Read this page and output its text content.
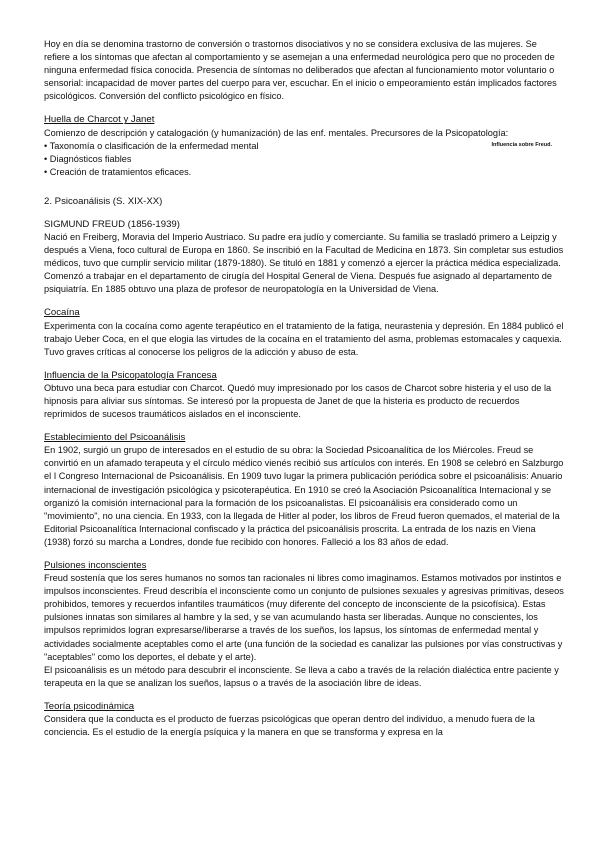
Hoy en día se denomina trastorno de conversión o trastornos disociativos y no se considera exclusiva de las mujeres. Se refiere a los síntomas que afectan al comportamiento y se asemejan a una enfermedad neurológica pero que no proceden de ninguna enfermedad física conocida. Presencia de síntomas no deliberados que afectan al funcionamiento motor voluntario o sensorial: incapacidad de mover partes del cuerpo para ver, escuchar. En el inicio o empeoramiento están implicados factores psicológicos. Conversión del conflicto psicológico en físico.

Huella de Charcot y Janet

Comienzo de descripción y catalogación (y humanización) de las enf. mentales. Precursores de la Psicopatología:

• Taxonomía o clasificación de la enfermedad mental

• Diagnósticos fiables

• Creación de tratamientos eficaces.

Influencia sobre Freud.

2. Psicoanálisis (S. XIX-XX)

SIGMUND FREUD (1856-1939)

Nació en Freiberg, Moravia del Imperio Austriaco. Su padre era judío y comerciante. Su familia se trasladó primero a Leipzig y después a Viena, foco cultural de Europa en 1860. Se inscribió en la Facultad de Medicina en 1873. Sin completar sus estudios médicos, tuvo que cumplir servicio militar (1879-1880). Se tituló en 1881 y comenzó a ejercer la práctica médica especializada. Comenzó a trabajar en el departamento de cirugía del Hospital General de Viena. Después fue asignado al departamento de psiquiatría. En 1885 obtuvo una plaza de profesor de neuropatología en la Universidad de Viena.

Cocaína

Experimenta con la cocaína como agente terapéutico en el tratamiento de la fatiga, neurastenia y depresión. En 1884 publicó el trabajo Ueber Coca, en el que elogia las virtudes de la cocaína en el tratamiento del asma, problemas estomacales y caquexia. Tuvo graves críticas al conocerse los peligros de la adicción y abuso de esta.

Influencia de la Psicopatología Francesa

Obtuvo una beca para estudiar con Charcot. Quedó muy impresionado por los casos de Charcot sobre histeria y el uso de la hipnosis para aliviar sus síntomas. Se interesó por la propuesta de Janet de que la histeria es producto de recuerdos reprimidos de sucesos traumáticos aislados en el inconsciente.

Establecimiento del Psicoanálisis

En 1902, surgió un grupo de interesados en el estudio de su obra: la Sociedad Psicoanalítica de los Miércoles. Freud se convirtió en un afamado terapeuta y el círculo médico vienés recibió sus artículos con interés. En 1908 se celebró en Salzburgo el I Congreso Internacional de Psicoanálisis. En 1909 tuvo lugar la primera publicación periódica sobre el psicoanálisis: Anuario internacional de investigación psicológica y psicoterapéutica. En 1910 se creó la Asociación Psicoanalítica Internacional y se organizó la comisión internacional para la formación de los psicoanalistas. El psicoanálisis era considerado como un "movimiento", no una ciencia. En 1933, con la llegada de Hitler al poder, los libros de Freud fueron quemados, el material de la Editorial Psicoanalítica Internacional confiscado y la práctica del psicoanálisis proscrita. La entrada de los nazis en Viena (1938) forzó su marcha a Londres, donde fue recibido con honores. Falleció a los 83 años de edad.

Pulsiones inconscientes

Freud sostenía que los seres humanos no somos tan racionales ni libres como imaginamos. Estamos motivados por instintos e impulsos inconscientes. Freud describía el inconsciente como un conjunto de pulsiones sexuales y agresivas primitivas, deseos prohibidos, temores y recuerdos infantiles traumáticos (muy diferente del concepto de inconsciente de la psicofísica). Estas pulsiones innatas son similares al hambre y la sed, y se van acumulando hasta ser liberadas. Aunque no conscientes, los impulsos reprimidos logran expresarse/liberarse a través de los sueños, los lapsus, los síntomas de enfermedad mental y actividades socialmente aceptables como el arte (una función de la sociedad es canalizar las pulsiones por vías constructivas y "aceptables" como los deportes, el debate y el arte).

El psicoanálisis es un método para descubrir el inconsciente. Se lleva a cabo a través de la relación dialéctica entre paciente y terapeuta en la que se analizan los sueños, lapsus o a través de la asociación libre de ideas.

Teoría psicodinámica

Considera que la conducta es el producto de fuerzas psicológicas que operan dentro del individuo, a menudo fuera de la conciencia. Es el estudio de la energía psíquica y la manera en que se transforma y expresa en la
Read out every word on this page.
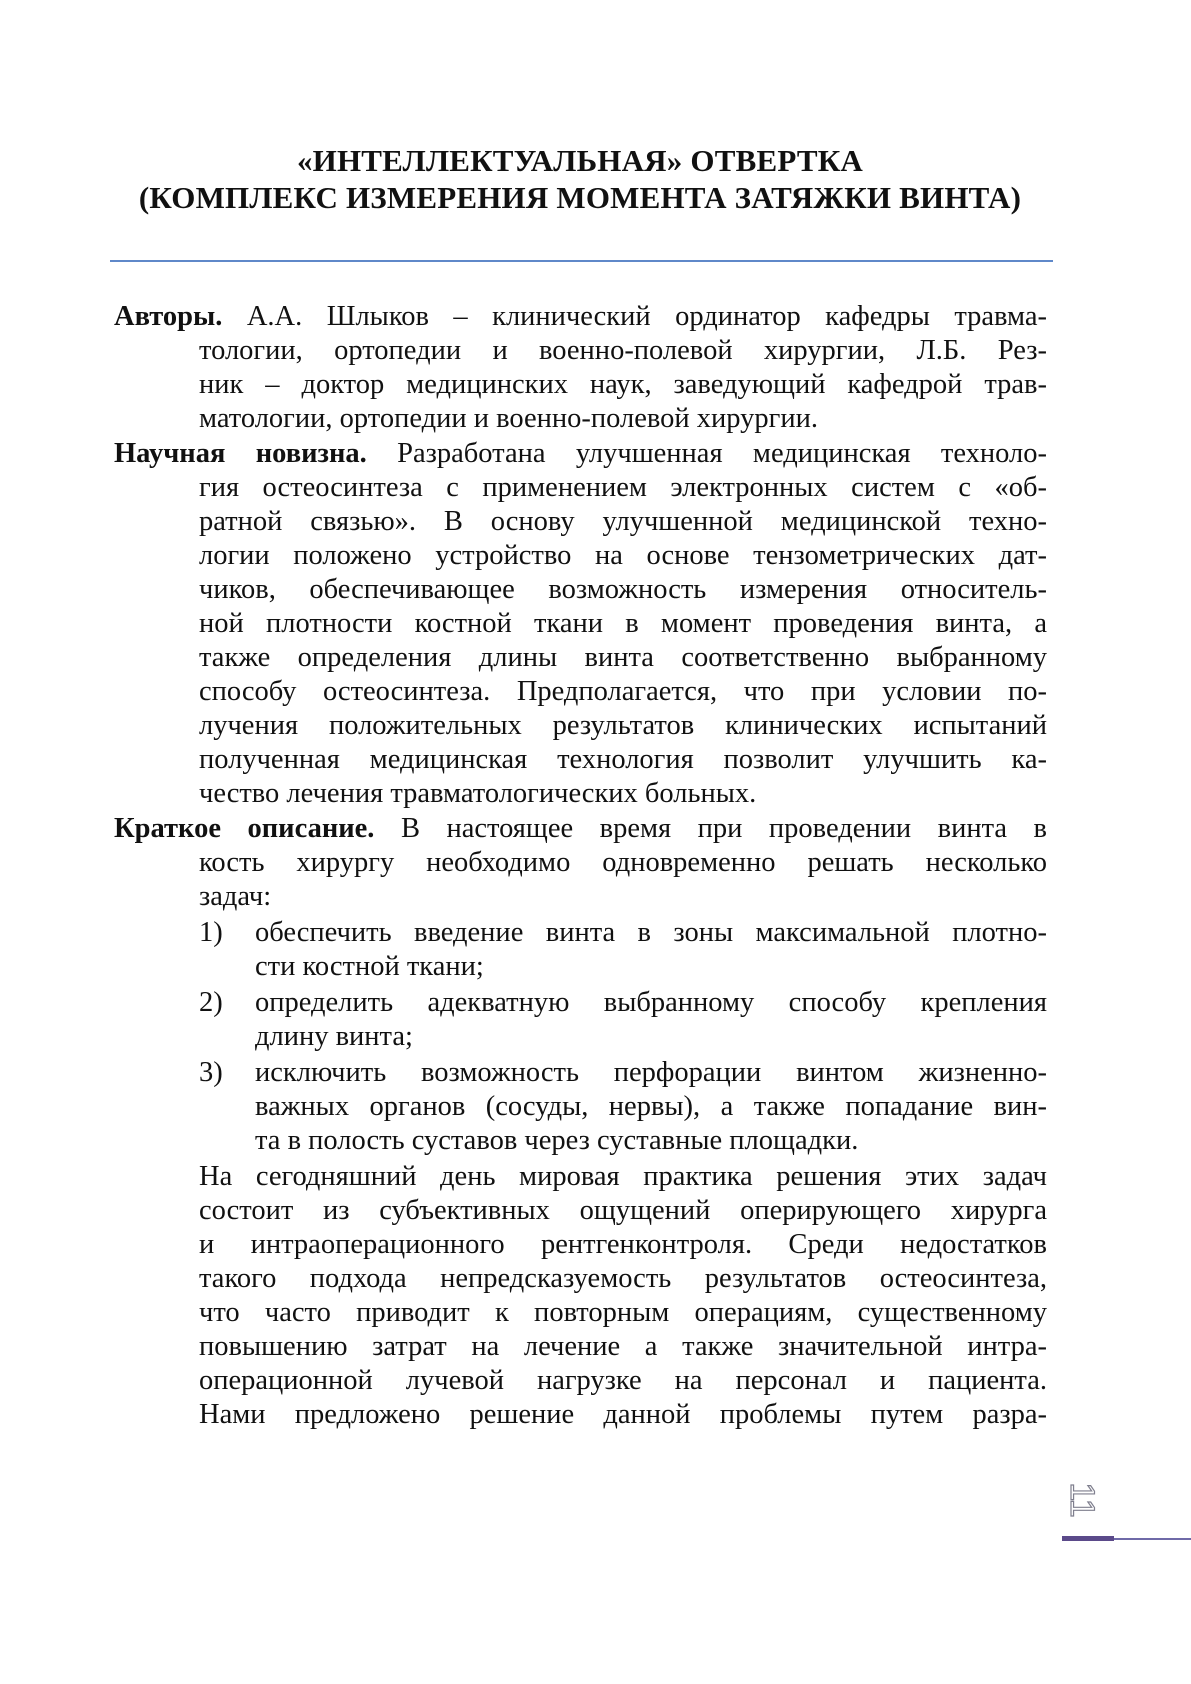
«ИНТЕЛЛЕКТУАЛЬНАЯ» ОТВЕРТКА
(КОМПЛЕКС ИЗМЕРЕНИЯ МОМЕНТА ЗАТЯЖКИ ВИНТА)
Авторы. А.А. Шлыков – клинический ординатор кафедры травма-
тологии, ортопедии и военно-полевой хирургии, Л.Б. Рез-
ник – доктор медицинских наук, заведующий кафедрой трав-
матологии, ортопедии и военно-полевой хирургии.
Научная новизна. Разработана улучшенная медицинская техноло-
гия остеосинтеза с применением электронных систем с «об-
ратной связью». В основу улучшенной медицинской техно-
логии положено устройство на основе тензометрических дат-
чиков, обеспечивающее возможность измерения относитель-
ной плотности костной ткани в момент проведения винта, а
также определения длины винта соответственно выбранному
способу остеосинтеза. Предполагается, что при условии по-
лучения положительных результатов клинических испытаний
полученная медицинская технология позволит улучшить ка-
чество лечения травматологических больных.
Краткое описание. В настоящее время при проведении винта в
кость хирургу необходимо одновременно решать несколько
задач:
1) обеспечить введение винта в зоны максимальной плотно-
сти костной ткани;
2) определить адекватную выбранному способу крепления
длину винта;
3) исключить возможность перфорации винтом жизненно-
важных органов (сосуды, нервы), а также попадание вин-
та в полость суставов через суставные площадки.
На сегодняшний день мировая практика решения этих задач
состоит из субъективных ощущений оперирующего хирурга
и интраоперационного рентгенконтроля. Среди недостатков
такого подхода непредсказуемость результатов остеосинтеза,
что часто приводит к повторным операциям, существенному
повышению затрат на лечение а также значительной интра-
операционной лучевой нагрузке на персонал и пациента.
Нами предложено решение данной проблемы путем разра-
11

● **Exercise goal**:
Reproduce the listing above exactly, excluding all pictures.

● **Written reply**:
Read this page and output its text content.
Hoy en día se denomina trastorno de conversión o trastornos disociativos y no se considera exclusiva de las mujeres. Se refiere a los síntomas que afectan al comportamiento y se asemejan a una enfermedad neurológica pero que no proceden de ninguna enfermedad física conocida. Presencia de síntomas no deliberados que afectan al funcionamiento motor voluntario o sensorial: incapacidad de mover partes del cuerpo para ver, escuchar. En el inicio o empeoramiento están implicados factores psicológicos. Conversión del conflicto psicológico en físico.

Huella de Charcot y Janet

Comienzo de descripción y catalogación (y humanización) de las enf. mentales. Precursores de la Psicopatología:

• Taxonomía o clasificación de la enfermedad mental

• Diagnósticos fiables

• Creación de tratamientos eficaces.

Influencia sobre Freud.

2. Psicoanálisis (S. XIX-XX)

SIGMUND FREUD (1856-1939)

Nació en Freiberg, Moravia del Imperio Austriaco. Su padre era judío y comerciante. Su familia se trasladó primero a Leipzig y después a Viena, foco cultural de Europa en 1860. Se inscribió en la Facultad de Medicina en 1873. Sin completar sus estudios médicos, tuvo que cumplir servicio militar (1879-1880). Se tituló en 1881 y comenzó a ejercer la práctica médica especializada. Comenzó a trabajar en el departamento de cirugía del Hospital General de Viena. Después fue asignado al departamento de psiquiatría. En 1885 obtuvo una plaza de profesor de neuropatología en la Universidad de Viena.

Cocaína

Experimenta con la cocaína como agente terapéutico en el tratamiento de la fatiga, neurastenia y depresión. En 1884 publicó el trabajo Ueber Coca, en el que elogia las virtudes de la cocaína en el tratamiento del asma, problemas estomacales y caquexia. Tuvo graves críticas al conocerse los peligros de la adicción y abuso de esta.

Influencia de la Psicopatología Francesa

Obtuvo una beca para estudiar con Charcot. Quedó muy impresionado por los casos de Charcot sobre histeria y el uso de la hipnosis para aliviar sus síntomas. Se interesó por la propuesta de Janet de que la histeria es producto de recuerdos reprimidos de sucesos traumáticos aislados en el inconsciente.

Establecimiento del Psicoanálisis

En 1902, surgió un grupo de interesados en el estudio de su obra: la Sociedad Psicoanalítica de los Miércoles. Freud se convirtió en un afamado terapeuta y el círculo médico vienés recibió sus artículos con interés. En 1908 se celebró en Salzburgo el I Congreso Internacional de Psicoanálisis. En 1909 tuvo lugar la primera publicación periódica sobre el psicoanálisis: Anuario internacional de investigación psicológica y psicoterapéutica. En 1910 se creó la Asociación Psicoanalítica Internacional y se organizó la comisión internacional para la formación de los psicoanalistas. El psicoanálisis era considerado como un "movimiento", no una ciencia. En 1933, con la llegada de Hitler al poder, los libros de Freud fueron quemados, el material de la Editorial Psicoanalítica Internacional confiscado y la práctica del psicoanálisis proscrita. La entrada de los nazis en Viena (1938) forzó su marcha a Londres, donde fue recibido con honores. Falleció a los 83 años de edad.

Pulsiones inconscientes

Freud sostenía que los seres humanos no somos tan racionales ni libres como imaginamos. Estamos motivados por instintos e impulsos inconscientes. Freud describía el inconsciente como un conjunto de pulsiones sexuales y agresivas primitivas, deseos prohibidos, temores y recuerdos infantiles traumáticos (muy diferente del concepto de inconsciente de la psicofísica). Estas pulsiones innatas son similares al hambre y la sed, y se van acumulando hasta ser liberadas. Aunque no conscientes, los impulsos reprimidos logran expresarse/liberarse a través de los sueños, los lapsus, los síntomas de enfermedad mental y actividades socialmente aceptables como el arte (una función de la sociedad es canalizar las pulsiones por vías constructivas y "aceptables" como los deportes, el debate y el arte).

El psicoanálisis es un método para descubrir el inconsciente. Se lleva a cabo a través de la relación dialéctica entre paciente y terapeuta en la que se analizan los sueños, lapsus o a través de la asociación libre de ideas.

Teoría psicodinámica

Considera que la conducta es el producto de fuerzas psicológicas que operan dentro del individuo, a menudo fuera de la conciencia. Es el estudio de la energía psíquica y la manera en que se transforma y expresa en la
Read out every word on this page.
«ИНТЕЛЛЕКТУАЛЬНАЯ» ОТВЕРТКА
(КОМПЛЕКС ИЗМЕРЕНИЯ МОМЕНТА ЗАТЯЖКИ ВИНТА)
Авторы. А.А. Шлыков – клинический ординатор кафедры травма-
тологии, ортопедии и военно-полевой хирургии, Л.Б. Рез-
ник – доктор медицинских наук, заведующий кафедрой трав-
матологии, ортопедии и военно-полевой хирургии.
Научная новизна. Разработана улучшенная медицинская техноло-
гия остеосинтеза с применением электронных систем с «об-
ратной связью». В основу улучшенной медицинской техно-
логии положено устройство на основе тензометрических дат-
чиков, обеспечивающее возможность измерения относитель-
ной плотности костной ткани в момент проведения винта, а
также определения длины винта соответственно выбранному
способу остеосинтеза. Предполагается, что при условии по-
лучения положительных результатов клинических испытаний
полученная медицинская технология позволит улучшить ка-
чество лечения травматологических больных.
Краткое описание. В настоящее время при проведении винта в
кость хирургу необходимо одновременно решать несколько
задач:
1) обеспечить введение винта в зоны максимальной плотно-
сти костной ткани;
2) определить адекватную выбранному способу крепления
длину винта;
3) исключить возможность перфорации винтом жизненно-
важных органов (сосуды, нервы), а также попадание вин-
та в полость суставов через суставные площадки.
На сегодняшний день мировая практика решения этих задач
состоит из субъективных ощущений оперирующего хирурга
и интраоперационного рентгенконтроля. Среди недостатков
такого подхода непредсказуемость результатов остеосинтеза,
что часто приводит к повторным операциям, существенному
повышению затрат на лечение а также значительной интра-
операционной лучевой нагрузке на персонал и пациента.
Нами предложено решение данной проблемы путем разра-
11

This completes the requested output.